_WHAT THIS TASK INVOLVES_
Locate each line below that includes "خیال" and reproduce it.
--- BEGIN ---
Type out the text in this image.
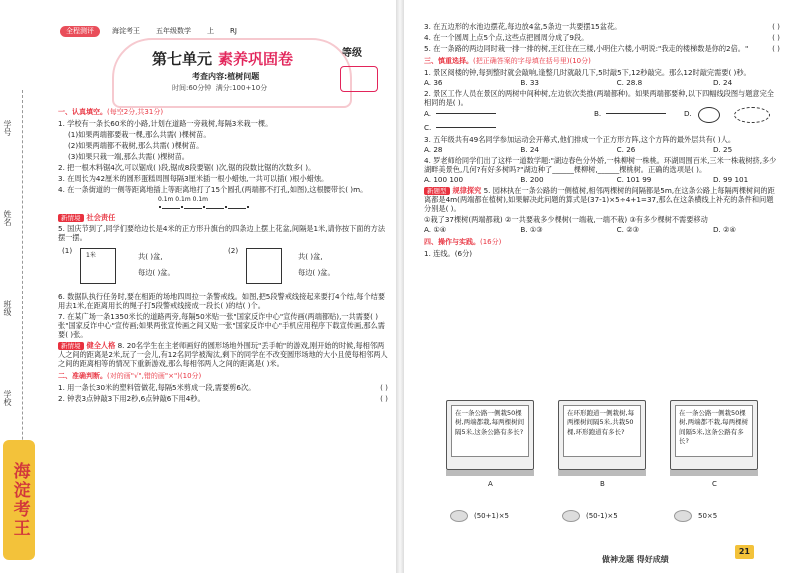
学号
姓名
班级
学校
海淀考王
海淀考王 五年级数学 上 RJ
全程测评
第七单元 素养巩固卷	等级
考查内容:植树问题
时间:60分钟 满分:100+10分
一、认真填空。(每空2分,共31分)
1. 学校有一条长60米的小路,计划在道路一旁栽树,每隔3米栽一棵。
(1)如果两端都要栽一棵,那么共需( )棵树苗。
(2)如果两端都不栽树,那么共需( )棵树苗。
(3)如果只栽一端,那么共需( )棵树苗。
2. 把一根木料锯4次,可以锯成( )段,锯成8段要锯( )次,锯的段数比锯的次数多( )。
3. 在周长为42厘米的圆形蛋糕周围每隔3厘米插一根小蜡烛,一共可以插( )根小蜡烛。
4. 在一条街道的一侧等距离地插上等距离地打了15个圆孔(两端都不打孔,如图),这根腰带长( )m。
0.1m 0.1m 0.1m

新情境 社会责任
5. 国庆节到了,同学们要给边长是4米的正方形升旗台的四条边上摆上花盆,间隔是1米,请你按下面的方法摆一摆。
(1)
1米	共( )盆,
每边( )盆。
(2)
共( )盆,
每边( )盆。
6. 数据队执行任务时,要在相距的场地四周拉一条警戒线。如图,把5段警戒线接起来要打4个结,每个结要用去1米,在距离用长的绳子打5段警戒线接成一段长( )的结( )个。
7. 在某广场一条1350米长的道路两旁,每隔50米贴一张"国家反诈中心"宣传画(两端都贴),一共需要( )张"国家反诈中心"宣传画;如果两张宣传画之间又贴一张"国家反诈中心"手机应用程序下载宣传画,那么需要( )张。
新情境 健全人格 8. 20名学生在主老师画好的圆形场地外围玩"丢手帕"的游戏,刚开始的时候,每相邻两人之间的距离是2米,玩了一会儿,有12名同学被淘汰,剩下的同学在不改变圆形场地的大小且使每相邻两人之间的距离相等的情况下重新游戏,那么每相邻两人之间的距离是( )米。
二、准确判断。(对的画"√",错的画"×")(10分)
1. 用一条长30米的塑料管做花,每隔5米剪成一段,需要剪6次。	( )
2. 钟表3点钟敲3下用2秒,6点钟敲6下用4秒。	( )
3. 在五边形的水池边摆花,每边放4盆,5条边一共要摆15盆花。	( )
4. 在一个圆周上点5个点,这些点把圆周分成了9段。	( )
5. 在一条路的两边同时栽一排一排的树,王红住在三楼,小明住六楼,小明说:"我走的楼梯数是你的2倍。"	( )
三、慎重选择。(把正确答案的字母填在括号里)(10分)
1. 景区阅楼的钟,每到整时就会敲响,逢整几时就敲几下,5时敲5下,12秒敲完。那么12时敲完需要( )秒。
A. 36	B. 33	C. 28.8	D. 24
2. 景区工作人员在景区的两树中间种树,左边依次类推(两端都种)。如果两端都要种,以下四幅线段图与题意完全相同的是( )。
A.	B.
C.
D.
3. 五年级共有49名同学参加运动会开幕式,他们排成一个正方形方阵,这个方阵的最外层共有( )人。
A. 28	B. 24	C. 26	D. 25
4. 罗老师给同学们出了这样一道数学题:"湖边春色分外娇,一株柳树一株桃。环湖周围百米,三米一株栽树挤,多少湖畔美景色,几何?有好多树吗?"湖边种了______棵柳树,______棵桃树。正确的选项是( )。
A. 100 100	B. 200	C. 101 99	D. 99 101
新题型 规律探究 5. 园林执在一条公路的一侧植树,相邻两棵树的间隔都是5m,在这条公路上每隔两棵树间的距离都是4m(两端都在植树),如果解决此问题的算式是(37-1)×5÷4+1=37,那么在这条横线上补充的条件和问题分别是( )。
①栽了37棵树(两端都栽) ②一共要栽多少棵树(一端栽,一端不栽) ③有多少棵树不需要移动
A. ①④	B. ①③	C. ②③	D. ②④
四、操作与实践。(16分)
1. 连线。(6分)
在一条公路一侧栽50棵树,两端都栽,每两棵树间隔5米,这条公路有多长?
A
在环形跑道一侧栽树,每两棵树间隔5米,共栽50棵,环形跑道有多长?
B
在一条公路一侧栽50棵树,两端都不栽,每两棵树间隔5米,这条公路有多长?
C
(50+1)×5	(50-1)×5	50×5
做神龙题 得好成绩
21
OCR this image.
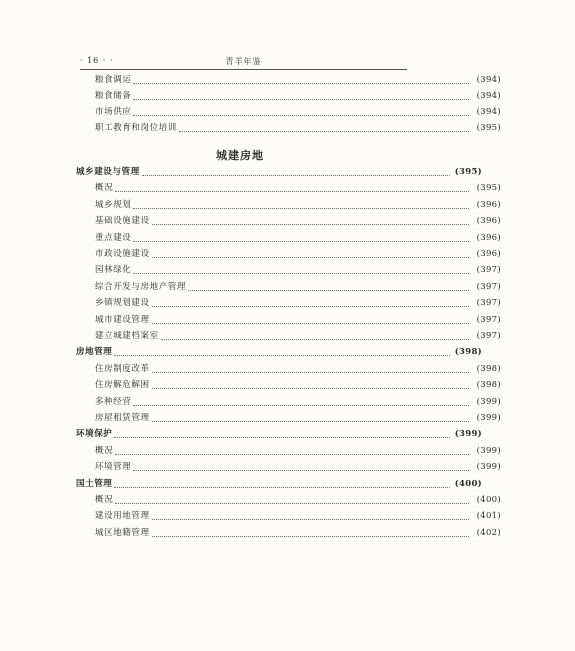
· 16 · ·	青羊年鉴
粮食调运	(394)
粮食储备	(394)
市场供应	(394)
职工教育和岗位培训	(395)
城乡建设与管理	(395)
概况	(395)
城乡规划	(396)
基础设施建设	(396)
重点建设	(396)
市政设施建设	(396)
园林绿化	(397)
综合开发与房地产管理	(397)
乡镇规划建设	(397)
城市建设管理	(397)
建立城建档案室	(397)
房地管理	(398)
住房制度改革	(398)
住房解危解困	(398)
多种经营	(399)
房屋租赁管理	(399)
环境保护	(399)
概况	(399)
环境管理	(399)
国土管理	(400)
概况	(400)
建设用地管理	(401)
城区地籍管理	(402)
城建房地
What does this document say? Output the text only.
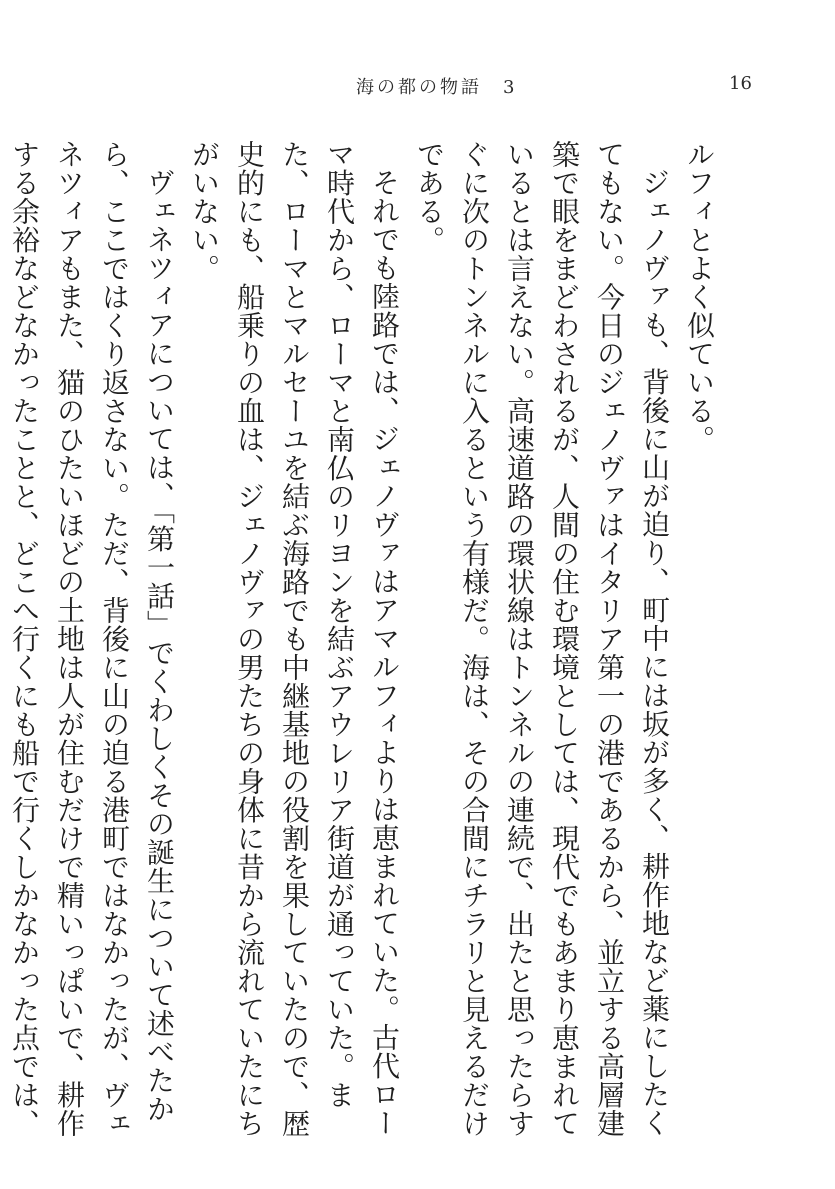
海の都の物語　3	16

ルフィとよく似ている。

ジェノヴァも、背後に山が迫り、町中には坂が多く、耕作地など薬にしたくてもない。今日のジェノヴァはイタリア第一の港であるから、並立する高層建築で眼をまどわされるが、人間の住む環境としては、現代でもあまり恵まれているとは言えない。高速道路の環状線はトンネルの連続で、出たと思ったらすぐに次のトンネルに入るという有様だ。海は、その合間にチラリと見えるだけである。

それでも陸路では、ジェノヴァはアマルフィよりは恵まれていた。古代ローマ時代から、ローマと南仏のリヨンを結ぶアウレリア街道が通っていた。また、ローマとマルセーユを結ぶ海路でも中継基地の役割を果していたので、歴史的にも、船乗りの血は、ジェノヴァの男たちの身体に昔から流れていたにちがいない。

ヴェネツィアについては、「第一話」でくわしくその誕生について述べたから、ここではくり返さない。ただ、背後に山の迫る港町ではなかったが、ヴェネツィアもまた、猫のひたいほどの土地は人が住むだけで精いっぱいで、耕作する余裕などなかったことと、どこへ行くにも船で行くしかなかった点では、
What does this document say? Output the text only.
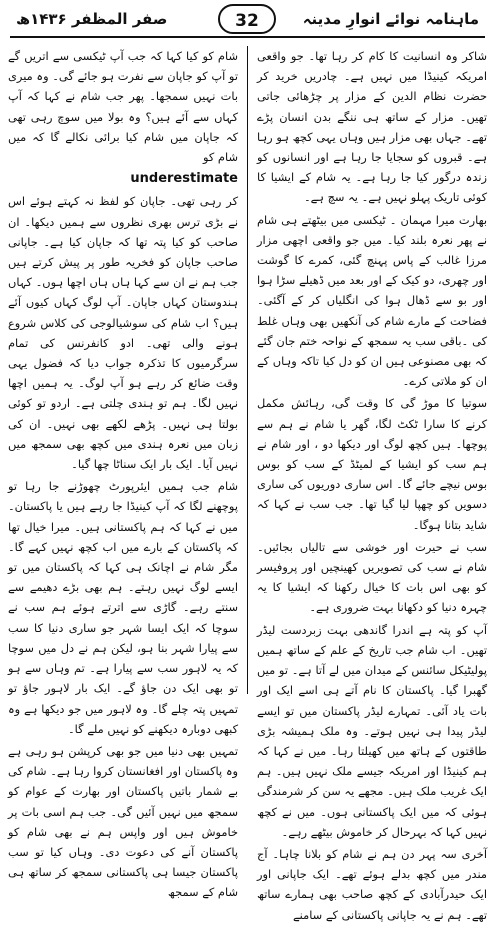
صفر المظفر ۱۴۳۶ھ	32	ماہنامہ نوائے انوارِ مدینہ

شاکر وہ انسانیت کا کام کر رہا تھا۔ جو واقعی امریکہ کینیڈا میں نہیں ہے۔ چادریں خرید کر حضرت نظام الدین کے مزار پر چڑھائی جاتی تھیں۔ مزار کے ساتھ ہی ننگے بدن انسان پڑے تھے۔ جہاں بھی مزار ہیں وہاں یہی کچھ ہو رہا ہے۔ قبروں کو سجایا جا رہا ہے اور انسانوں کو زندہ درگور کیا جا رہا ہے۔ یہ شام کے ایشیا کا کوئی تاریک پہلو نہیں ہے۔ یہ سچ ہے۔

بھارت میرا مہمان ۔ ٹیکسی میں بیٹھتے ہی شام نے پھر نعرہ بلند کیا۔ میں جو واقعی اچھی مزار مرزا غالب کے پاس پہنچ گئی، کمرے کا گوشت اور چھری، دو کیک کے اور بعد میں ڈھیلے سڑا ہوا اور بو سے ڈھال ہوا کی انگلیاں کر کے آگئی۔ فضاحت کے مارے شام کی آنکھیں بھی وہاں غلط کی ۔باقی سب یہ سمجھ کے نواحہ ختم جان گئے کہ بھی مصنوعی ہیں ان کو دل کیا تاکہ وہاں کے ان کو ملاتی کرے۔

سوتیا کا موڑ گی کا وقت گی، رہائش مکمل کرنے کا سارا ٹکٹ لگا، گھر یا شام نے ہم سے پوچھا۔ ہیں کچھ لوگ اور دیکھا دو ، اور شام نے ہم سب کو ایشیا کے لمیٹڈ کے سب کو بوس بوس نیچے جائے گا۔ اس ساری دوریوں کی ساری دسویں کو چھپا لیا گیا تھا۔ جب سب نے کہا کہ شاید بتانا ہوگا۔

سب نے حیرت اور خوشی سے تالیاں بجائیں۔ شام نے سب کی تصویریں کھینچیں اور پروفیسر کو بھی اس بات کا خیال رکھنا کہ ایشیا کا یہ چہرہ دنیا کو دکھانا بہت ضروری ہے۔

آپ کو پتہ ہے اندرا گاندھی بہت زبردست لیڈر تھیں۔ اب شام جب تاریخ کے علم کے ساتھ ہمیں پولیٹیکل سائنس کے میدان میں لے آتا ہے۔ تو میں گھبرا گیا۔ پاکستان کا نام آتے ہی اسے ایک اور بات یاد آئی۔ تمہارے لیڈر پاکستان میں تو ایسے لیڈر پیدا ہی نہیں ہوتے۔ وہ ملک ہمیشہ بڑی طاقتوں کے ہاتھ میں کھیلتا رہا۔ میں نے کہا کہ ہم کینیڈا اور امریکہ جیسے ملک نہیں ہیں۔ ہم ایک غریب ملک ہیں۔ مجھے یہ سن کر شرمندگی ہوئی کہ میں ایک پاکستانی ہوں۔ میں نے کچھ نہیں کہا کہ بہرحال کر خاموش بیٹھے رہے۔

آخری سہ پہر دن ہم نے شام کو بلانا چاہا۔ آج مندر میں کچھ بدلے ہوئے تھے۔ ایک جاپانی اور ایک حیدرآبادی کے کچھ صاحب بھی ہمارے ساتھ تھے۔ ہم نے یہ جاپانی پاکستانی کے سامنے

شام کو کیا کہا کہ جب آپ ٹیکسی سے اتریں گے تو آپ کو جاپان سے نفرت ہو جائے گی۔ وہ میری بات نہیں سمجھا۔ پھر جب شام نے کہا کہ آپ کہاں سے آئے ہیں؟ وہ بولا میں سوچ رہی تھی کہ جاپان میں شام کیا برائی نکالے گا کہ میں شام کو

underestimate

کر رہی تھی۔ جاپان کو لفظ نہ کہتے ہوئے اس نے بڑی ترس بھری نظروں سے ہمیں دیکھا۔ ان صاحب کو کیا پتہ تھا کہ جاپان کیا ہے۔ جاپانی صاحب جاپان کو فخریہ طور پر پیش کرتے ہیں جب ہم نے ان سے کہا ہاں ہاں اچھا ہوں۔ کہاں ہندوستان کہاں جاپان۔ آپ لوگ کہاں کیوں آئے ہیں؟ اب شام کی سوشیالوجی کی کلاس شروع ہونے والی تھی۔ ادو کانفرنس کی تمام سرگرمیوں کا تذکرہ جواب دیا کہ فضول یہی وقت ضائع کر رہے ہو آپ لوگ۔ یہ ہمیں اچھا نہیں لگا۔ ہم تو ہندی چلتی ہے۔ اردو تو کوئی بولتا ہی نہیں۔ پڑھے لکھے بھی نہیں۔ ان کی زبان میں نعرہ ہندی میں کچھ بھی سمجھ میں نہیں آیا۔ ایک بار ایک سناٹا چھا گیا۔

شام جب ہمیں ایئرپورٹ چھوڑنے جا رہا تو پوچھنے لگا کہ آپ کینیڈا جا رہے ہیں یا پاکستان۔ میں نے کہا کہ ہم پاکستانی ہیں۔ میرا خیال تھا کہ پاکستان کے بارے میں اب کچھ نہیں کہے گا۔ مگر شام نے اچانک ہی کہا کہ پاکستان میں تو ایسے لوگ نہیں رہتے۔ ہم بھی بڑے دھیمے سے سنتے رہے۔ گاڑی سے اترتے ہوئے ہم سب نے سوچا کہ ایک ایسا شہر جو ساری دنیا کا سب سے پیارا شہر بنا ہو، لیکن ہم نے دل میں سوچا کہ یہ لاہور سب سے پیارا ہے۔ تم وہاں سے ہو تو بھی ایک دن جاؤ گے۔ ایک بار لاہور جاؤ تو تمہیں پتہ چلے گا۔ وہ لاہور میں جو دیکھا ہے وہ کبھی دوبارہ دیکھنے کو نہیں ملے گا۔

تمہیں بھی دنیا میں جو بھی کرپشن ہو رہی ہے وہ پاکستان اور افغانستان کروا رہا ہے۔ شام کی بے شمار باتیں پاکستان اور بھارت کے عوام کو سمجھ میں نہیں آئیں گی۔ جب ہم اسی بات پر خاموش ہیں اور واپس ہم نے بھی شام کو پاکستان آنے کی دعوت دی۔ وہاں کیا تو سب پاکستان جیسا ہی پاکستانی سمجھ کر ساتھ ہی شام کے سمجھ
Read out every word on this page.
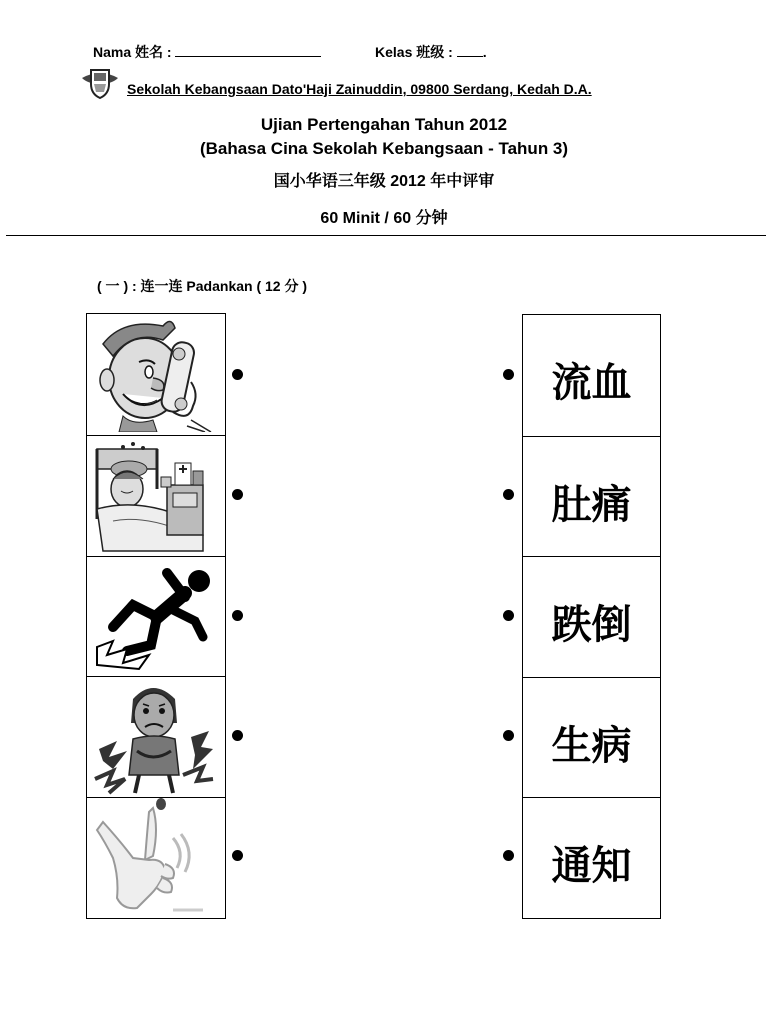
Nama 姓名 :	Kelas 班级 : .
Sekolah Kebangsaan Dato'Haji Zainuddin, 09800 Serdang, Kedah D.A.
Ujian Pertengahan Tahun 2012
(Bahasa Cina Sekolah Kebangsaan - Tahun 3)
国小华语三年级 2012 年中评审
60 Minit / 60 分钟
( 一 ) : 连一连 Padankan ( 12 分 )
流血
肚痛
跌倒
生病
通知
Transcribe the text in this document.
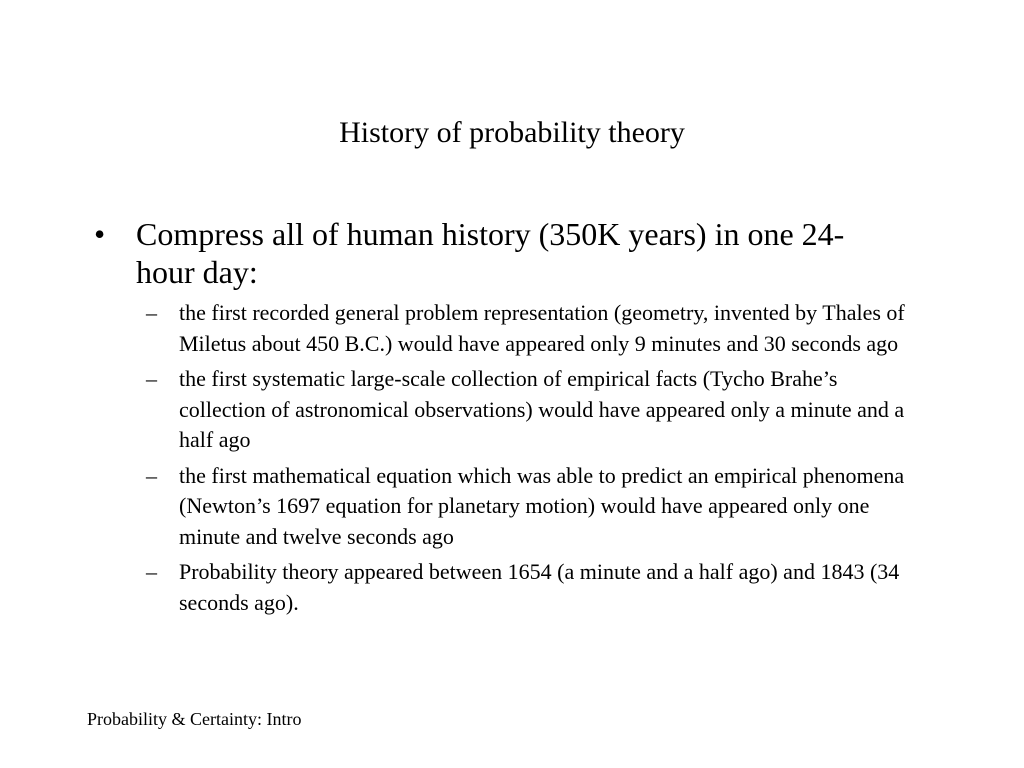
History of probability theory
• Compress all of human history (350K years) in one 24-hour day:
–	the first recorded general problem representation (geometry, invented by Thales of Miletus about 450 B.C.) would have appeared only 9 minutes and 30 seconds ago
–	the first systematic large-scale collection of empirical facts (Tycho Brahe’s collection of astronomical observations) would have appeared only a minute and a half ago
–	the first mathematical equation which was able to predict an empirical phenomena (Newton’s 1697 equation for planetary motion) would have appeared only one minute and twelve seconds ago
–	Probability theory appeared between 1654 (a minute and a half ago) and 1843 (34 seconds ago).
Probability & Certainty: Intro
--- END ---
_TASK RESPONSE_
سب نے حیرت اور خوشی سے تالیاں بجائیں۔ شام نے سب کی تصویریں کھینچیں اور پروفیسر کو بھی اس بات کا خیال رکھنا کہ ایشیا کا یہ چہرہ دنیا کو دکھانا بہت ضروری ہے۔
شام جب ہمیں ایئرپورٹ چھوڑنے جا رہا تو پوچھنے لگا کہ آپ کینیڈا جا رہے ہیں یا پاکستان۔ میں نے کہا کہ ہم پاکستانی ہیں۔ میرا خیال تھا کہ پاکستان کے بارے میں اب کچھ نہیں کہے گا۔ مگر شام نے اچانک ہی کہا کہ پاکستان میں تو ایسے لوگ نہیں رہتے۔ ہم بھی بڑے دھیمے سے سنتے رہے۔ گاڑی سے اترتے ہوئے ہم سب نے سوچا کہ ایک ایسا شہر جو ساری دنیا کا سب سے پیارا شہر بنا ہو، لیکن ہم نے دل میں سوچا کہ یہ لاہور سب سے پیارا ہے۔ تم وہاں سے ہو تو بھی ایک دن جاؤ گے۔ ایک بار لاہور جاؤ تو تمہیں پتہ چلے گا۔ وہ لاہور میں جو دیکھا ہے وہ کبھی دوبارہ دیکھنے کو نہیں ملے گا۔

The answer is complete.